§ **AIM OF THE TASK**: Repeat the lines below with every "Patent image size" swapped for "Drawing dimensions" and nothing else altered. Leave out the pictures.
======== DATA SUPPLIED ========
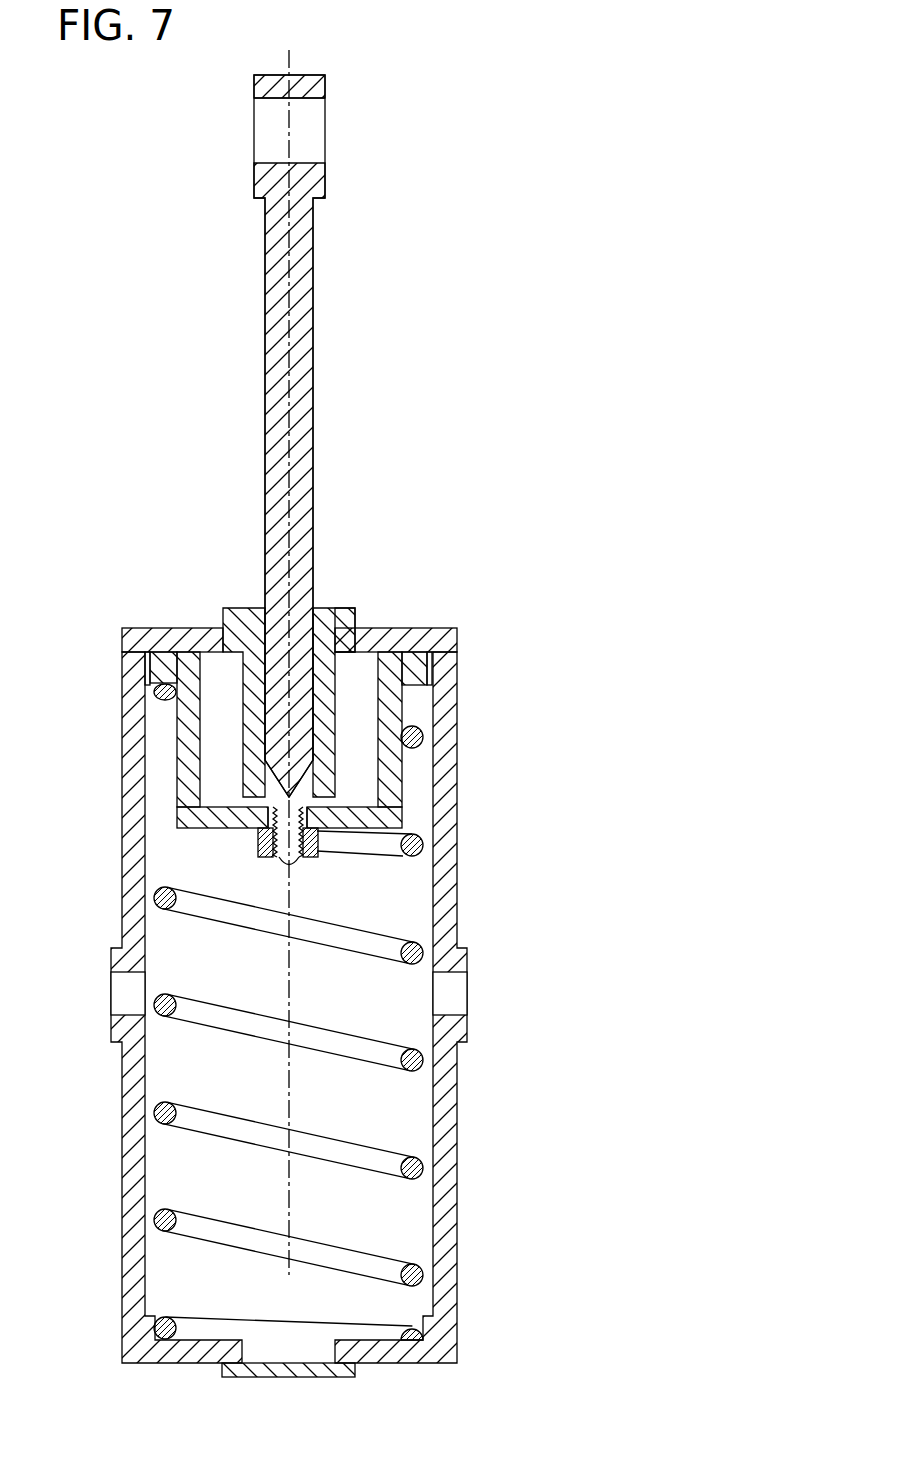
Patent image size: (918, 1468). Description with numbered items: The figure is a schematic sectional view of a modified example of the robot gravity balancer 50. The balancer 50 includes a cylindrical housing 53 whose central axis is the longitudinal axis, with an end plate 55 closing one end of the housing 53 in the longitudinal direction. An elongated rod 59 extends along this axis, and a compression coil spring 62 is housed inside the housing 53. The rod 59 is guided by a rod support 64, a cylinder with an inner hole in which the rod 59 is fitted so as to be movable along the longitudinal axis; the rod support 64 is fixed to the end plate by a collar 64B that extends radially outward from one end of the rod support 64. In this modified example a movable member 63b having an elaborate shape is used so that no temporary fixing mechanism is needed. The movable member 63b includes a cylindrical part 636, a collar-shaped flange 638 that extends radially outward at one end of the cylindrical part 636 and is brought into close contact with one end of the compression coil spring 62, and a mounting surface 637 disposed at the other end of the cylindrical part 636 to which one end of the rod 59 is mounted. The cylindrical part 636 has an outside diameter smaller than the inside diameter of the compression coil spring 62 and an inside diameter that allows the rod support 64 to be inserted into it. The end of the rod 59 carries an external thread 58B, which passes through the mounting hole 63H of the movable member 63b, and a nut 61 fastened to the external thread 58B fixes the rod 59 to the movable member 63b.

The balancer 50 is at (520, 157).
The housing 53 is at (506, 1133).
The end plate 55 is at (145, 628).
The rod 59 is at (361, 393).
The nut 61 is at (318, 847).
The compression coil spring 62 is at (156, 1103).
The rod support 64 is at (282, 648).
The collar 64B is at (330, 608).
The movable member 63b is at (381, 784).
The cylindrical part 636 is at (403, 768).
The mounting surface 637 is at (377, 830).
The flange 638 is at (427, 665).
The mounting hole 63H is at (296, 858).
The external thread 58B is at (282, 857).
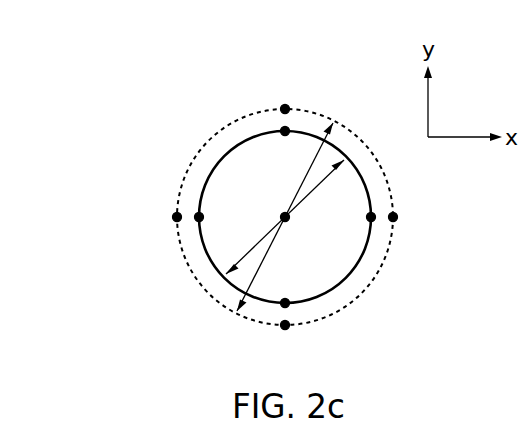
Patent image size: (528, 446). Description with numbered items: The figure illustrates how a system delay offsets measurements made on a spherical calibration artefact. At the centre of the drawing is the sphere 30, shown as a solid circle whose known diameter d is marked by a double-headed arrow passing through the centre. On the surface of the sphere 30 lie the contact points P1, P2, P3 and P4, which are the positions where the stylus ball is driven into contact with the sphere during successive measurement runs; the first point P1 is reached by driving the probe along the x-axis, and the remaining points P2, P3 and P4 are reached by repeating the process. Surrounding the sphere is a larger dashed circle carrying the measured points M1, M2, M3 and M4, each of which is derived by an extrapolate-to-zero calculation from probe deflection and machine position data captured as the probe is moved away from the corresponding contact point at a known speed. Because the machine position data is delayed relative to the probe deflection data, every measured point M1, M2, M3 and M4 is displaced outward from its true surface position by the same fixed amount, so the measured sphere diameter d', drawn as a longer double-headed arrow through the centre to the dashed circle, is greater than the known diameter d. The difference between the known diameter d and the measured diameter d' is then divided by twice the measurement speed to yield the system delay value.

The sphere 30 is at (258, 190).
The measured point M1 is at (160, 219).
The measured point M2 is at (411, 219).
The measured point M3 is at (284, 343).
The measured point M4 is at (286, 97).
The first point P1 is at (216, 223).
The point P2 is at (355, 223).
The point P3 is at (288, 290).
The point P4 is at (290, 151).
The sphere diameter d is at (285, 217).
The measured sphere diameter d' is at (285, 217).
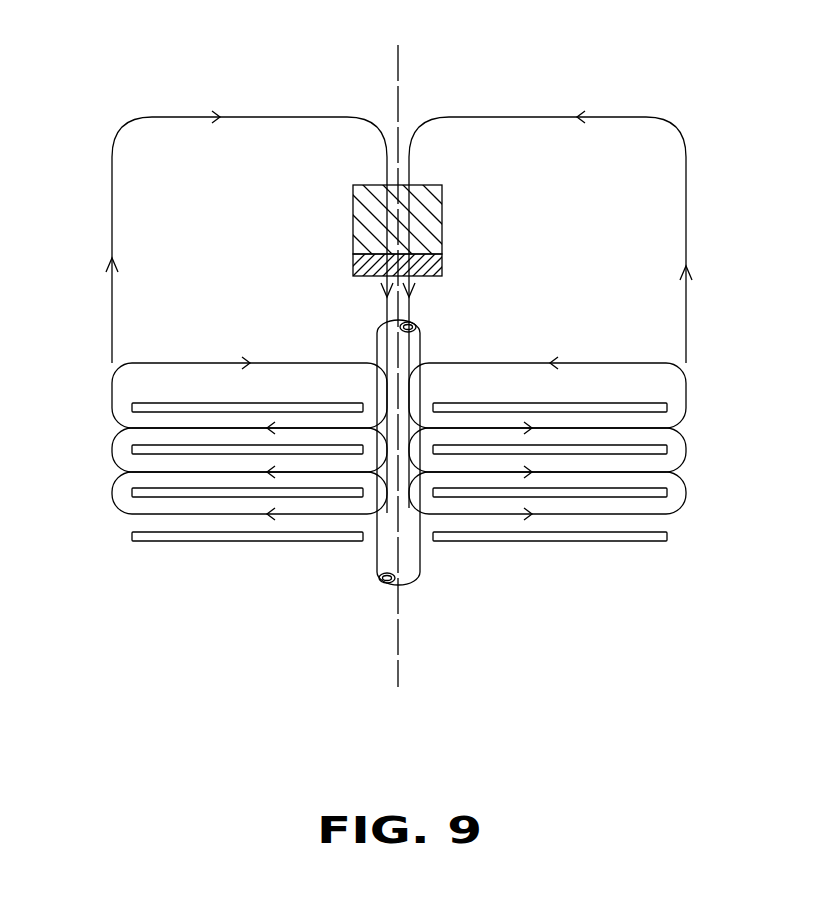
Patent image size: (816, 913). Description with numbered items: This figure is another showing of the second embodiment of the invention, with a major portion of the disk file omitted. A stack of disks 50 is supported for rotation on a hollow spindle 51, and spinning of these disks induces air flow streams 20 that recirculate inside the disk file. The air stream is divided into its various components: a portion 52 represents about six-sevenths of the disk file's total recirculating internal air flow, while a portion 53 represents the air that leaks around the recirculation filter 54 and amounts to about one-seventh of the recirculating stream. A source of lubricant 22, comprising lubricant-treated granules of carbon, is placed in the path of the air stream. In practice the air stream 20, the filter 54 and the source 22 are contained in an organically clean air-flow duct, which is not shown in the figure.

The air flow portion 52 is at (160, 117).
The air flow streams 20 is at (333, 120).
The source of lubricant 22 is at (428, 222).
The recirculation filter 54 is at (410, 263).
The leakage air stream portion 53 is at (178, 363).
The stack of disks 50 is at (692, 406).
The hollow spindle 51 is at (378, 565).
========
§ **WRITTEN ANSWER**:
Drawing dimensions: (918, 1468). Description with numbered items: The figure is a schematic sectional view of a modified example of the robot gravity balancer 50. The balancer 50 includes a cylindrical housing 53 whose central axis is the longitudinal axis, with an end plate 55 closing one end of the housing 53 in the longitudinal direction. An elongated rod 59 extends along this axis, and a compression coil spring 62 is housed inside the housing 53. The rod 59 is guided by a rod support 64, a cylinder with an inner hole in which the rod 59 is fitted so as to be movable along the longitudinal axis; the rod support 64 is fixed to the end plate by a collar 64B that extends radially outward from one end of the rod support 64. In this modified example a movable member 63b having an elaborate shape is used so that no temporary fixing mechanism is needed. The movable member 63b includes a cylindrical part 636, a collar-shaped flange 638 that extends radially outward at one end of the cylindrical part 636 and is brought into close contact with one end of the compression coil spring 62, and a mounting surface 637 disposed at the other end of the cylindrical part 636 to which one end of the rod 59 is mounted. The cylindrical part 636 has an outside diameter smaller than the inside diameter of the compression coil spring 62 and an inside diameter that allows the rod support 64 to be inserted into it. The end of the rod 59 carries an external thread 58B, which passes through the mounting hole 63H of the movable member 63b, and a nut 61 fastened to the external thread 58B fixes the rod 59 to the movable member 63b.

The balancer 50 is at (520, 157).
The housing 53 is at (506, 1133).
The end plate 55 is at (145, 628).
The rod 59 is at (361, 393).
The nut 61 is at (318, 847).
The compression coil spring 62 is at (156, 1103).
The rod support 64 is at (282, 648).
The collar 64B is at (330, 608).
The movable member 63b is at (381, 784).
The cylindrical part 636 is at (403, 768).
The mounting surface 637 is at (377, 830).
The flange 638 is at (427, 665).
The mounting hole 63H is at (296, 858).
The external thread 58B is at (282, 857).
Drawing dimensions: (528, 446). Description with numbered items: The figure illustrates how a system delay offsets measurements made on a spherical calibration artefact. At the centre of the drawing is the sphere 30, shown as a solid circle whose known diameter d is marked by a double-headed arrow passing through the centre. On the surface of the sphere 30 lie the contact points P1, P2, P3 and P4, which are the positions where the stylus ball is driven into contact with the sphere during successive measurement runs; the first point P1 is reached by driving the probe along the x-axis, and the remaining points P2, P3 and P4 are reached by repeating the process. Surrounding the sphere is a larger dashed circle carrying the measured points M1, M2, M3 and M4, each of which is derived by an extrapolate-to-zero calculation from probe deflection and machine position data captured as the probe is moved away from the corresponding contact point at a known speed. Because the machine position data is delayed relative to the probe deflection data, every measured point M1, M2, M3 and M4 is displaced outward from its true surface position by the same fixed amount, so the measured sphere diameter d', drawn as a longer double-headed arrow through the centre to the dashed circle, is greater than the known diameter d. The difference between the known diameter d and the measured diameter d' is then divided by twice the measurement speed to yield the system delay value.

The sphere 30 is at (258, 190).
The measured point M1 is at (160, 219).
The measured point M2 is at (411, 219).
The measured point M3 is at (284, 343).
The measured point M4 is at (286, 97).
The first point P1 is at (216, 223).
The point P2 is at (355, 223).
The point P3 is at (288, 290).
The point P4 is at (290, 151).
The sphere diameter d is at (285, 217).
The measured sphere diameter d' is at (285, 217).
Drawing dimensions: (816, 913). Description with numbered items: This figure is another showing of the second embodiment of the invention, with a major portion of the disk file omitted. A stack of disks 50 is supported for rotation on a hollow spindle 51, and spinning of these disks induces air flow streams 20 that recirculate inside the disk file. The air stream is divided into its various components: a portion 52 represents about six-sevenths of the disk file's total recirculating internal air flow, while a portion 53 represents the air that leaks around the recirculation filter 54 and amounts to about one-seventh of the recirculating stream. A source of lubricant 22, comprising lubricant-treated granules of carbon, is placed in the path of the air stream. In practice the air stream 20, the filter 54 and the source 22 are contained in an organically clean air-flow duct, which is not shown in the figure.

The air flow portion 52 is at (160, 117).
The air flow streams 20 is at (333, 120).
The source of lubricant 22 is at (428, 222).
The recirculation filter 54 is at (410, 263).
The leakage air stream portion 53 is at (178, 363).
The stack of disks 50 is at (692, 406).
The hollow spindle 51 is at (378, 565).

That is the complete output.